→ WHAT TO DO:
List each line holding the string "this".

→ INFORMATION GIVEN:

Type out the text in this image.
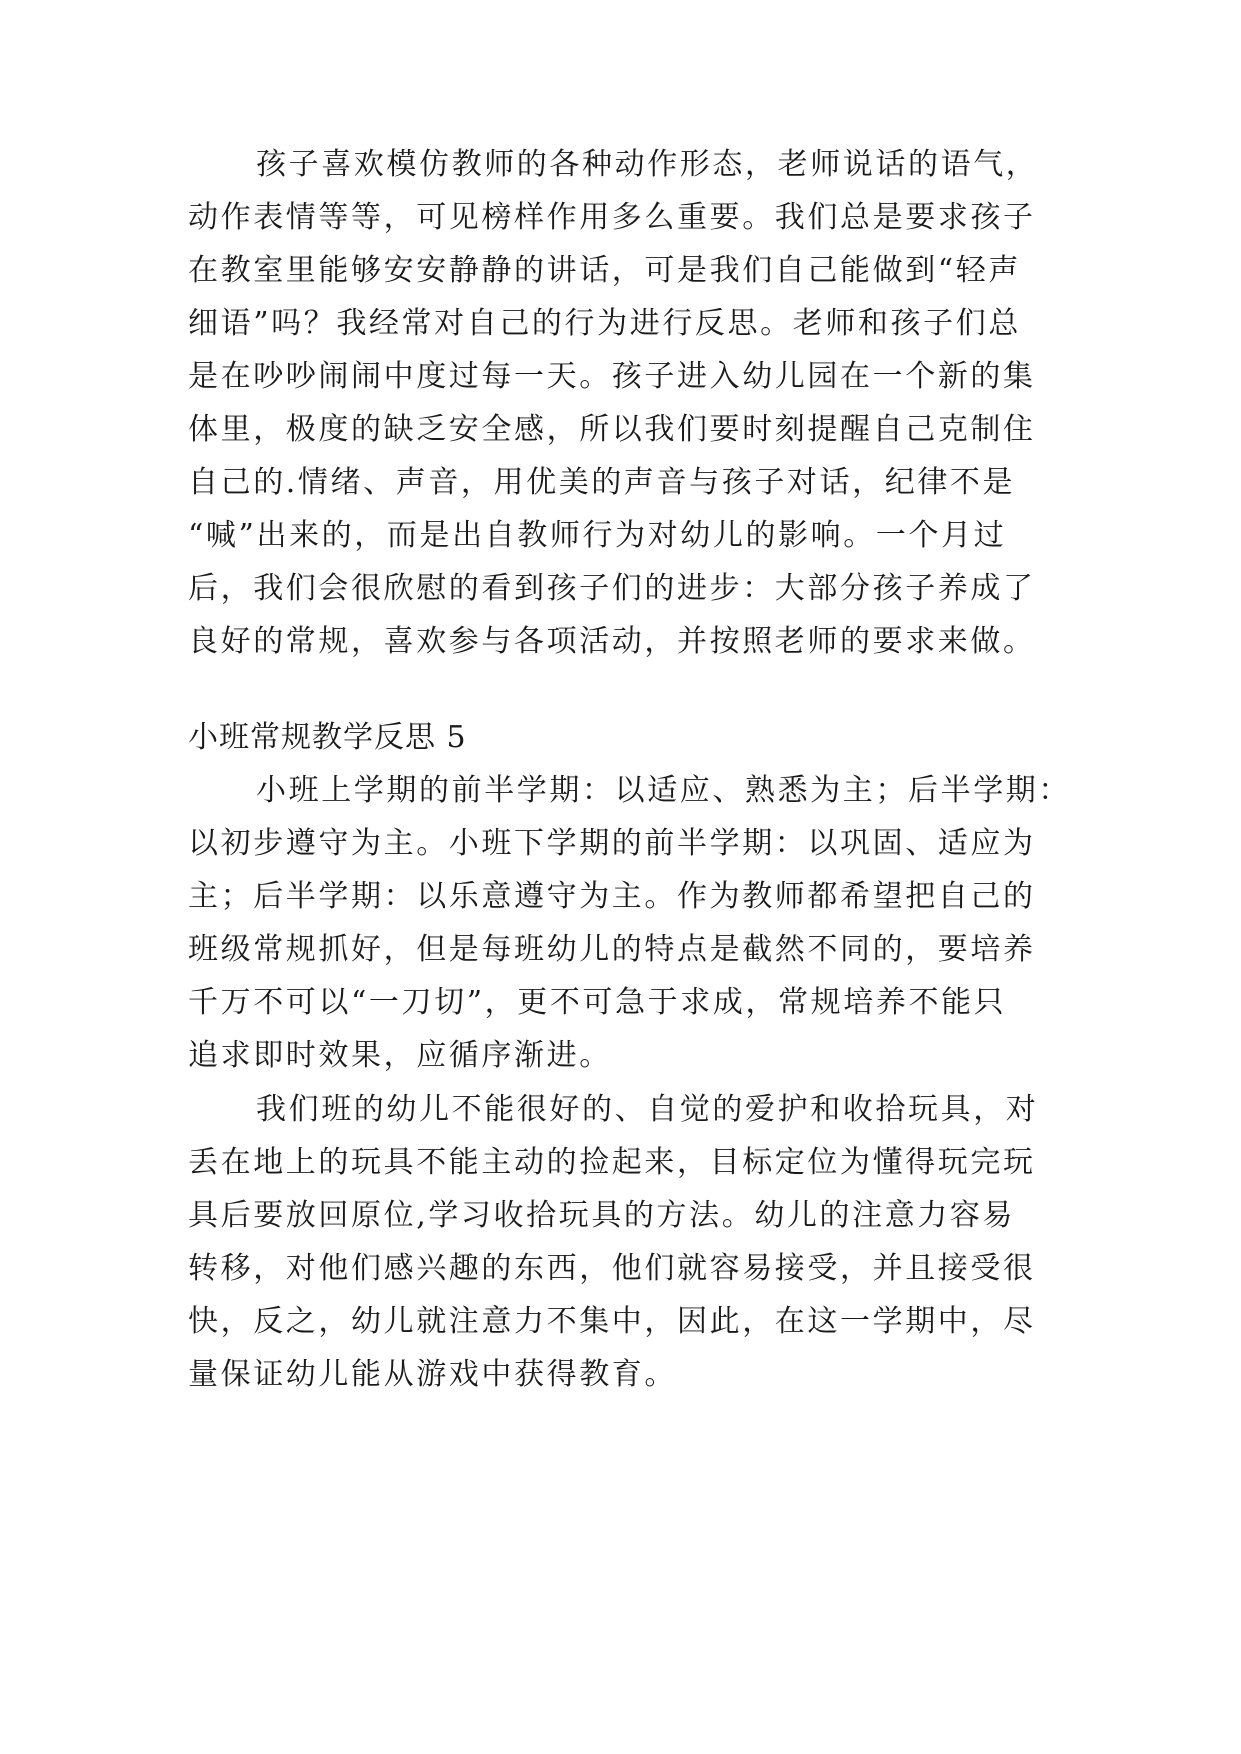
孩子喜欢模仿教师的各种动作形态，老师说话的语气，
动作表情等等，可见榜样作用多么重要。我们总是要求孩子
在教室里能够安安静静的讲话，可是我们自己能做到“轻声
细语”吗？我经常对自己的行为进行反思。老师和孩子们总
是在吵吵闹闹中度过每一天。孩子进入幼儿园在一个新的集
体里，极度的缺乏安全感，所以我们要时刻提醒自己克制住
自己的.情绪、声音，用优美的声音与孩子对话，纪律不是
“喊”出来的，而是出自教师行为对幼儿的影响。一个月过
后，我们会很欣慰的看到孩子们的进步：大部分孩子养成了
良好的常规，喜欢参与各项活动，并按照老师的要求来做。
小班常规教学反思 5
小班上学期的前半学期：以适应、熟悉为主；后半学期：
以初步遵守为主。小班下学期的前半学期：以巩固、适应为
主；后半学期：以乐意遵守为主。作为教师都希望把自己的
班级常规抓好，但是每班幼儿的特点是截然不同的，要培养
千万不可以“一刀切”，更不可急于求成，常规培养不能只
追求即时效果，应循序渐进。
我们班的幼儿不能很好的、自觉的爱护和收拾玩具，对
丢在地上的玩具不能主动的捡起来，目标定位为懂得玩完玩
具后要放回原位,学习收拾玩具的方法。幼儿的注意力容易
转移，对他们感兴趣的东西，他们就容易接受，并且接受很
快，反之，幼儿就注意力不集中，因此，在这一学期中，尽
量保证幼儿能从游戏中获得教育。
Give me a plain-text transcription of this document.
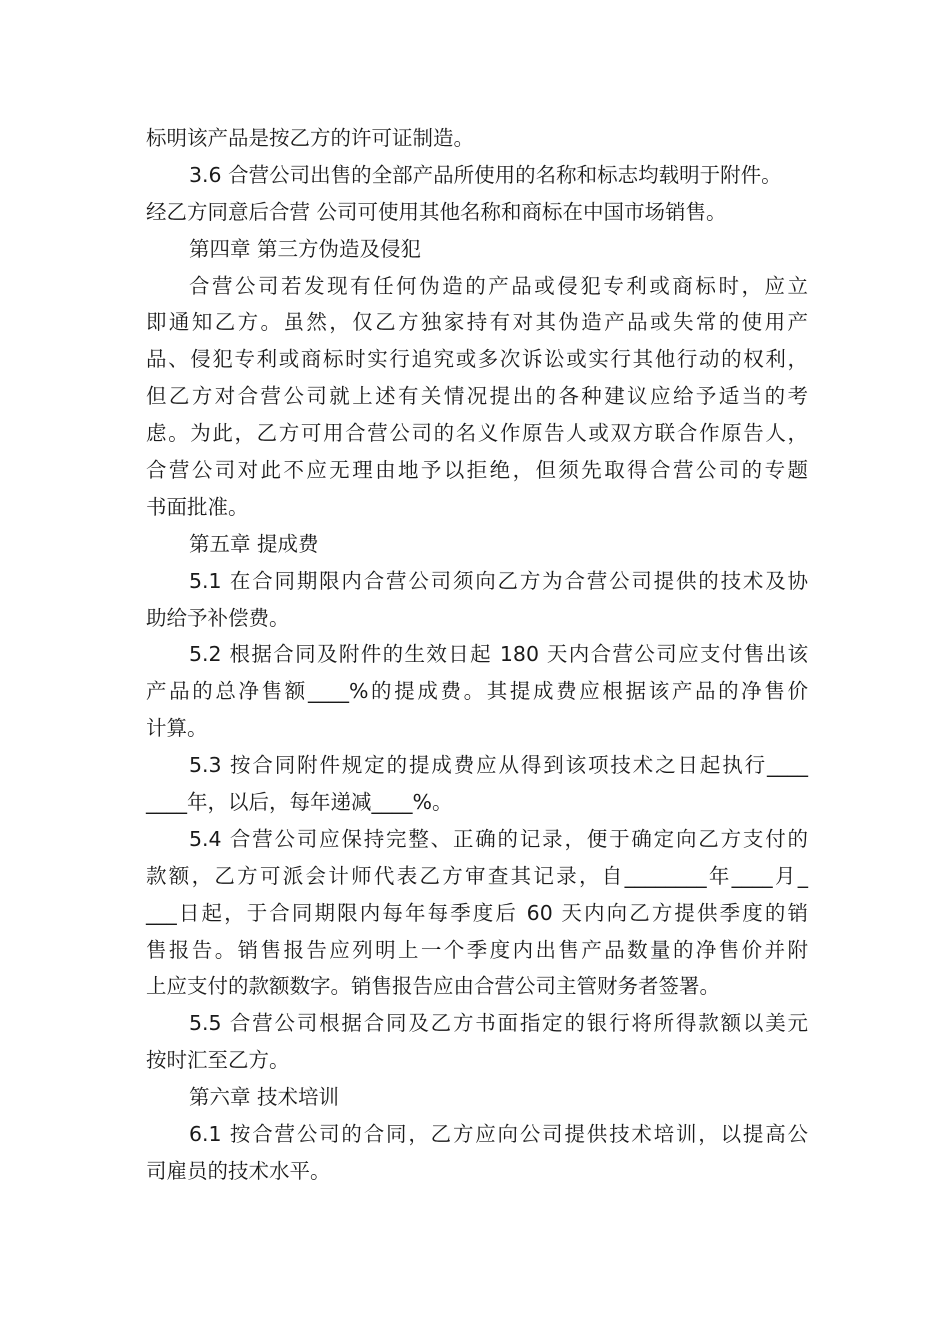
标明该产品是按乙方的许可证制造。
3.6 合营公司出售的全部产品所使用的名称和标志均载明于附件。
经乙方同意后合营 公司可使用其他名称和商标在中国市场销售。
第四章 第三方伪造及侵犯
合营公司若发现有任何伪造的产品或侵犯专利或商标时，应立
即通知乙方。虽然，仅乙方独家持有对其伪造产品或失常的使用产
品、侵犯专利或商标时实行追究或多次诉讼或实行其他行动的权利，
但乙方对合营公司就上述有关情况提出的各种建议应给予适当的考
虑。为此，乙方可用合营公司的名义作原告人或双方联合作原告人，
合营公司对此不应无理由地予以拒绝，但须先取得合营公司的专题
书面批准。
第五章 提成费
5.1 在合同期限内合营公司须向乙方为合营公司提供的技术及协
助给予补偿费。
5.2 根据合同及附件的生效日起 180 天内合营公司应支付售出该
产品的总净售额____%的提成费。其提成费应根据该产品的净售价
计算。
5.3 按合同附件规定的提成费应从得到该项技术之日起执行____
____年，以后，每年递减____%。
5.4 合营公司应保持完整、正确的记录，便于确定向乙方支付的
款额，乙方可派会计师代表乙方审查其记录，自________年____月_
___日起，于合同期限内每年每季度后 60 天内向乙方提供季度的销
售报告。销售报告应列明上一个季度内出售产品数量的净售价并附
上应支付的款额数字。销售报告应由合营公司主管财务者签署。
5.5 合营公司根据合同及乙方书面指定的银行将所得款额以美元
按时汇至乙方。
第六章 技术培训
6.1 按合营公司的合同，乙方应向公司提供技术培训，以提高公
司雇员的技术水平。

→ FINAL RESULT:
Type out the text in this image.
Give me a plain-text transcription of this document.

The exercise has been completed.